- _EXERCISE GOAL_:
Take every line where the string "Care" appears and copy it.
━━━━━ RECORDS SHOWN
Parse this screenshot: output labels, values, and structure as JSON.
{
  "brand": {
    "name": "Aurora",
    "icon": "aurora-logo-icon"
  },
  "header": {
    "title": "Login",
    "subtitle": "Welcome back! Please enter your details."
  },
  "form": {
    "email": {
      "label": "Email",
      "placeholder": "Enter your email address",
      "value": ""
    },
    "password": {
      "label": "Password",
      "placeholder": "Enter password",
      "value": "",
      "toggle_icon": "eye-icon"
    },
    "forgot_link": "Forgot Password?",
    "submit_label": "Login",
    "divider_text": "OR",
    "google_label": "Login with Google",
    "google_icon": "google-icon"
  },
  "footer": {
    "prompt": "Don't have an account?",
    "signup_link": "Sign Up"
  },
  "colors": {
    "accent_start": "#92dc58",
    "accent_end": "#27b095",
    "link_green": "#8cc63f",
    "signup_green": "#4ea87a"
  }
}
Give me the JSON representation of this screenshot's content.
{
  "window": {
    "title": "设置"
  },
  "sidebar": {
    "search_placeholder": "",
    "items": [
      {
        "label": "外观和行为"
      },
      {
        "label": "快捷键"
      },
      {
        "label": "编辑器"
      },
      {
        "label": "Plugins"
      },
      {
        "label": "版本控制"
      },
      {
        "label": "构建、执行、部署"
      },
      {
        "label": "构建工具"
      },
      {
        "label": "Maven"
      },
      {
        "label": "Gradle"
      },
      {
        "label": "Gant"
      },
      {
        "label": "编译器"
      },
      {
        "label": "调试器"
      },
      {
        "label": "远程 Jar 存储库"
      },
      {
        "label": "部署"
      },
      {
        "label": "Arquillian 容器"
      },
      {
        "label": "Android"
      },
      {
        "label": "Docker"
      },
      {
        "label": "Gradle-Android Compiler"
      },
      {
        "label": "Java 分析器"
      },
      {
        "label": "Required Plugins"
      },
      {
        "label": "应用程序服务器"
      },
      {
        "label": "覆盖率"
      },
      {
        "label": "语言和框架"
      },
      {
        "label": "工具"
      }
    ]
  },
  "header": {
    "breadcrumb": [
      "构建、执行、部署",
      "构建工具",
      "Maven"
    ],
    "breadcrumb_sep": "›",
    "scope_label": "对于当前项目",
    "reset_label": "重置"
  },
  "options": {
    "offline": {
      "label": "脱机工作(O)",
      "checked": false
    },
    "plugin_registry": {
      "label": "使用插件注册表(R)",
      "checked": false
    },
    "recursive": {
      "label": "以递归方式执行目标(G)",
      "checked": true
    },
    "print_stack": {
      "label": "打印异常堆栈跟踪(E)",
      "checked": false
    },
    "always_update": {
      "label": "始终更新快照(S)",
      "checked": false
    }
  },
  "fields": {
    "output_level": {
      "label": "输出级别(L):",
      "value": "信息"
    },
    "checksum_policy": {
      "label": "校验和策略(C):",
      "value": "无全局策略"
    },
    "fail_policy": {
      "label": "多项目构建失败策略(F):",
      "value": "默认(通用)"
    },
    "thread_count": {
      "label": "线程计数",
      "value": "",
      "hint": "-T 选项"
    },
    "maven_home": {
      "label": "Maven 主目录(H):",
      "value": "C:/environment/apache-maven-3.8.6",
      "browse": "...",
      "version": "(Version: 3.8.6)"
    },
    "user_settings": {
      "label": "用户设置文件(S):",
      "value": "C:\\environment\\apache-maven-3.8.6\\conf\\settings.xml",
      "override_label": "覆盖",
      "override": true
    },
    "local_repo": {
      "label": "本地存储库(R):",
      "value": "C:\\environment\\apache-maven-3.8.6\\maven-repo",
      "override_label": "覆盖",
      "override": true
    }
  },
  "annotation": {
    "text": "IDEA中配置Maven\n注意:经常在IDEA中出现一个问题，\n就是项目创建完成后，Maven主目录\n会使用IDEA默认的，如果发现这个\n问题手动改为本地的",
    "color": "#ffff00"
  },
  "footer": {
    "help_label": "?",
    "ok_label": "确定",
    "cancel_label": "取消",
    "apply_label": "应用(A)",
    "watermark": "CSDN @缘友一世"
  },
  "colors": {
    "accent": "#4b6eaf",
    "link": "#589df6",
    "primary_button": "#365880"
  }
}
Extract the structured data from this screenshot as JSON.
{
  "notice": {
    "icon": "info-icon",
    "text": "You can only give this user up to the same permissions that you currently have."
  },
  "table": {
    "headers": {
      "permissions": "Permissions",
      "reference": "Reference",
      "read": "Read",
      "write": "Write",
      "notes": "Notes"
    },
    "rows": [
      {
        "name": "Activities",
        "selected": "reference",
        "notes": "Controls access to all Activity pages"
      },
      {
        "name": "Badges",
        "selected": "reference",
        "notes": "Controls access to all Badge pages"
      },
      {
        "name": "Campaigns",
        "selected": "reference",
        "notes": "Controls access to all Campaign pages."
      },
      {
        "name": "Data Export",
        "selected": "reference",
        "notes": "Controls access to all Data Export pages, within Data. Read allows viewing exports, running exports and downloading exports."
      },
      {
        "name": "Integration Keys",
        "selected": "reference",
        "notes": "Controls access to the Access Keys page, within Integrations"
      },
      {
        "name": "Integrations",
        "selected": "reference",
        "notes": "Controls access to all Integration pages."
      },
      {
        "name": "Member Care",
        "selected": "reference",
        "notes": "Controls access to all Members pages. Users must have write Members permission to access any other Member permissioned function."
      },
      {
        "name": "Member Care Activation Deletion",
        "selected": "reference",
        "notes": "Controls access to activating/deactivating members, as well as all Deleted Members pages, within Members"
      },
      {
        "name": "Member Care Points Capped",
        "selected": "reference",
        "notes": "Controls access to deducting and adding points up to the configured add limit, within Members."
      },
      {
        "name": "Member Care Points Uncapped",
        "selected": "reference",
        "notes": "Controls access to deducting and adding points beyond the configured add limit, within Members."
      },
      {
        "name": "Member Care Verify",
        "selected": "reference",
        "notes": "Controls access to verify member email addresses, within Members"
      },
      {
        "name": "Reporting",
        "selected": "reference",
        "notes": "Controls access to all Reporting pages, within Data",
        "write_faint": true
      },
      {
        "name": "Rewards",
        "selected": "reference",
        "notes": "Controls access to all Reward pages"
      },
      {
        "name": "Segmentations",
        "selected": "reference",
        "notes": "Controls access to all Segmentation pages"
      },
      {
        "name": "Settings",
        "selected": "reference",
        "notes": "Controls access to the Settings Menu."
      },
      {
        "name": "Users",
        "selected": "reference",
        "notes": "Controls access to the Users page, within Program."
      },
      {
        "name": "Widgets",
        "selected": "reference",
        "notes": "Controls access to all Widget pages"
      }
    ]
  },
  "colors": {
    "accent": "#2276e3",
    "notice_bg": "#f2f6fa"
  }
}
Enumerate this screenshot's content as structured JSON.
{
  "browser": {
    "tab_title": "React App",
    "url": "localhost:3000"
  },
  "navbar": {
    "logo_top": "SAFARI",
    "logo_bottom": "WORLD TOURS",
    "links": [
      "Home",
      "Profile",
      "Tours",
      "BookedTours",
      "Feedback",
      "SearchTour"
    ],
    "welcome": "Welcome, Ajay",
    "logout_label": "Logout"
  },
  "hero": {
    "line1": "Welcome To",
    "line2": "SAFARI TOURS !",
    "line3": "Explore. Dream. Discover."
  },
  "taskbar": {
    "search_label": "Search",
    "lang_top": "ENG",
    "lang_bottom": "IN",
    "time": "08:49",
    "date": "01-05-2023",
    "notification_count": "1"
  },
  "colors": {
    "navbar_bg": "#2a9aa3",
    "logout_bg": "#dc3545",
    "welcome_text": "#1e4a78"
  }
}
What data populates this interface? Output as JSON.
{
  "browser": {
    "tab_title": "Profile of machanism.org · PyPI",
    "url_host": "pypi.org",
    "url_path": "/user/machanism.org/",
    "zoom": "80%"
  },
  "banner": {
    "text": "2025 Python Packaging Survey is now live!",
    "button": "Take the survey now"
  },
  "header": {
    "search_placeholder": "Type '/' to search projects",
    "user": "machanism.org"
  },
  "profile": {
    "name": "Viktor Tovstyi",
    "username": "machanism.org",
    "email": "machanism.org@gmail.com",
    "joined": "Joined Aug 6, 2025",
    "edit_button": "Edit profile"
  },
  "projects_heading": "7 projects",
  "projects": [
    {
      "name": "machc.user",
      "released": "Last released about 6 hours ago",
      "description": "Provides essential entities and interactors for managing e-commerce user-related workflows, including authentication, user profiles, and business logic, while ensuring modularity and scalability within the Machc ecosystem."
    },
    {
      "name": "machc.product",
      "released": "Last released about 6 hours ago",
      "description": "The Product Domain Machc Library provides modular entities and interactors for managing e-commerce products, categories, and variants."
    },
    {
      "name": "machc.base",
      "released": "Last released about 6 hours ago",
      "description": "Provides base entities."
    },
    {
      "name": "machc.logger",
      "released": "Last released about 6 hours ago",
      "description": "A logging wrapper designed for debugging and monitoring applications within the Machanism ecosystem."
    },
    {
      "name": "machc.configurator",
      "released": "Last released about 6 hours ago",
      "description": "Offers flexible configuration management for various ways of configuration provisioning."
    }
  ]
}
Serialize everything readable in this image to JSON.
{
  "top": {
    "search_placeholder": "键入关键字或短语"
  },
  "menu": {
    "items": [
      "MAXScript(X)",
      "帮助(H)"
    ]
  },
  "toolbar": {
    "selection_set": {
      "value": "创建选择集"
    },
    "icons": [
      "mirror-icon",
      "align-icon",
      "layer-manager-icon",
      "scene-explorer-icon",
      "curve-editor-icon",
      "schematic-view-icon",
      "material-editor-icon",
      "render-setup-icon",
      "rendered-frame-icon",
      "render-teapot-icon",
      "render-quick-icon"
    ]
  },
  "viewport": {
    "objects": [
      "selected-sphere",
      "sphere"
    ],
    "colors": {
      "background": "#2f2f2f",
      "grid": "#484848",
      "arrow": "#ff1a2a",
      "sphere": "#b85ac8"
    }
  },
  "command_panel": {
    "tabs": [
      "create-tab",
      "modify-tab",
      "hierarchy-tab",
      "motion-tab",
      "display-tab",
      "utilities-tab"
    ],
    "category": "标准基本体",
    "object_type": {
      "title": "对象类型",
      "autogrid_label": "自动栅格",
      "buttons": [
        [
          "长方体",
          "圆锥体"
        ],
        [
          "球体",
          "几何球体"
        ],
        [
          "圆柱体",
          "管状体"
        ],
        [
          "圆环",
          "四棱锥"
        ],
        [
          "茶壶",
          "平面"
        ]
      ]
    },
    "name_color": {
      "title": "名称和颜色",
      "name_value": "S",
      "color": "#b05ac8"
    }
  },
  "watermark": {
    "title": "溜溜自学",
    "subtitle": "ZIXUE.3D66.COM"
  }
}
━━━━━━━━━━
- _ANSWER FOR THIS EXERCISE_:
        "name": "Member Care",
        "name": "Member Care Activation Deletion",
        "name": "Member Care Points Capped",
        "name": "Member Care Points Uncapped",
        "name": "Member Care Verify",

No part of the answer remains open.